▶ _Problem to work on_
Leave out the pictures and transcribe everything else exactly.
── Dataset rows
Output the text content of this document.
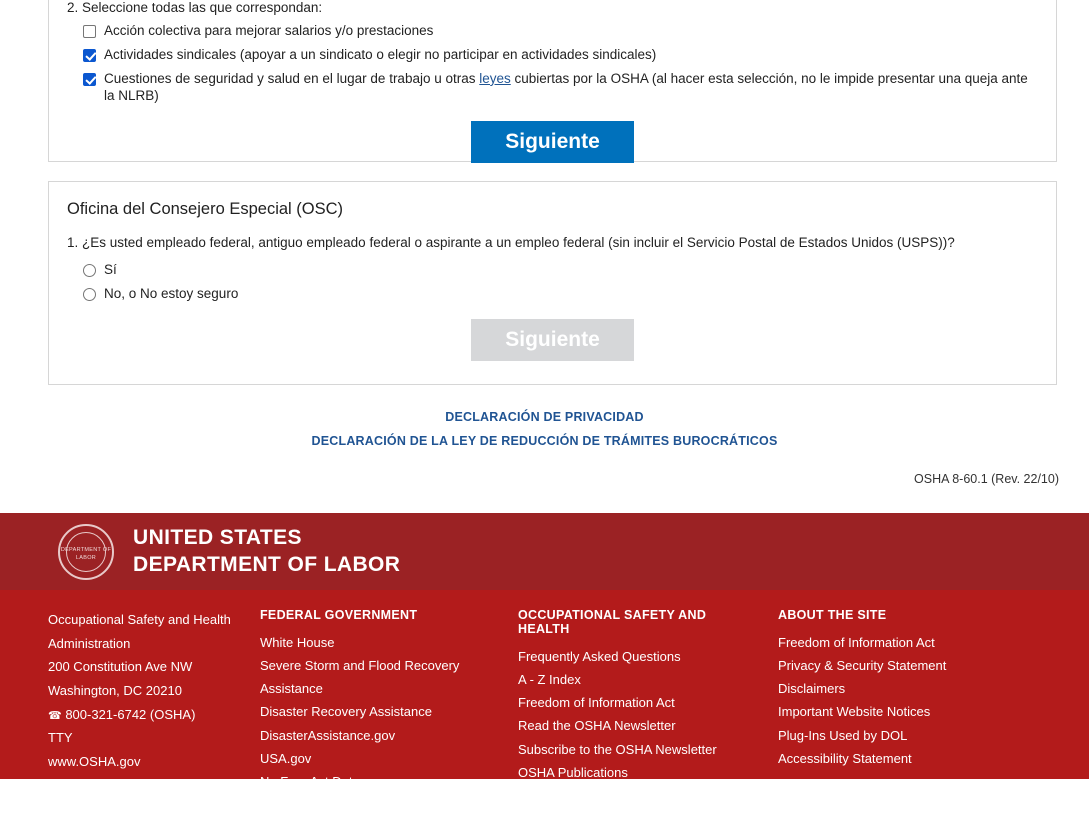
2. Seleccione todas las que correspondan:
Acción colectiva para mejorar salarios y/o prestaciones
Actividades sindicales (apoyar a un sindicato o elegir no participar en actividades sindicales)
Cuestiones de seguridad y salud en el lugar de trabajo u otras leyes cubiertas por la OSHA (al hacer esta selección, no le impide presentar una queja ante la NLRB)
Siguiente
Oficina del Consejero Especial (OSC)
1. ¿Es usted empleado federal, antiguo empleado federal o aspirante a un empleo federal (sin incluir el Servicio Postal de Estados Unidos (USPS))?
Sí
No, o No estoy seguro
Siguiente
DECLARACIÓN DE PRIVACIDAD
DECLARACIÓN DE LA LEY DE REDUCCIÓN DE TRÁMITES BUROCRÁTICOS
OSHA 8-60.1 (Rev. 22/10)
DEPARTMENT OF LABOR
UNITED STATES
DEPARTMENT OF LABOR
Occupational Safety and Health
Administration
200 Constitution Ave NW
Washington, DC 20210
☎ 800-321-6742 (OSHA)
TTY
www.OSHA.gov
FEDERAL GOVERNMENT
White House
Severe Storm and Flood Recovery Assistance
Disaster Recovery Assistance
DisasterAssistance.gov
USA.gov
No Fear Act Data
U.S. Office of Special Counsel
OCCUPATIONAL SAFETY AND HEALTH
Frequently Asked Questions
A - Z Index
Freedom of Information Act
Read the OSHA Newsletter
Subscribe to the OSHA Newsletter
OSHA Publications
Office of Inspector General
ABOUT THE SITE
Freedom of Information Act
Privacy & Security Statement
Disclaimers
Important Website Notices
Plug-Ins Used by DOL
Accessibility Statement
────
▶ _Result of the task_
Output the text content of this document.
2. Seleccione todas las que correspondan:
Acción colectiva para mejorar salarios y/o prestaciones
Actividades sindicales (apoyar a un sindicato o elegir no participar en actividades sindicales)
Cuestiones de seguridad y salud en el lugar de trabajo u otras leyes cubiertas por la OSHA (al hacer esta selección, no le impide presentar una queja ante la NLRB)
Siguiente
Oficina del Consejero Especial (OSC)
1. ¿Es usted empleado federal, antiguo empleado federal o aspirante a un empleo federal (sin incluir el Servicio Postal de Estados Unidos (USPS))?
Sí
No, o No estoy seguro
Siguiente
DECLARACIÓN DE PRIVACIDAD
DECLARACIÓN DE LA LEY DE REDUCCIÓN DE TRÁMITES BUROCRÁTICOS
OSHA 8-60.1 (Rev. 22/10)
DEPARTMENT OF LABOR
UNITED STATES
DEPARTMENT OF LABOR
Occupational Safety and Health
Administration
200 Constitution Ave NW
Washington, DC 20210
☎ 800-321-6742 (OSHA)
TTY
www.OSHA.gov
FEDERAL GOVERNMENT
White House
Severe Storm and Flood Recovery Assistance
Disaster Recovery Assistance
DisasterAssistance.gov
USA.gov
No Fear Act Data
U.S. Office of Special Counsel
OCCUPATIONAL SAFETY AND HEALTH
Frequently Asked Questions
A - Z Index
Freedom of Information Act
Read the OSHA Newsletter
Subscribe to the OSHA Newsletter
OSHA Publications
Office of Inspector General
ABOUT THE SITE
Freedom of Information Act
Privacy & Security Statement
Disclaimers
Important Website Notices
Plug-Ins Used by DOL
Accessibility Statement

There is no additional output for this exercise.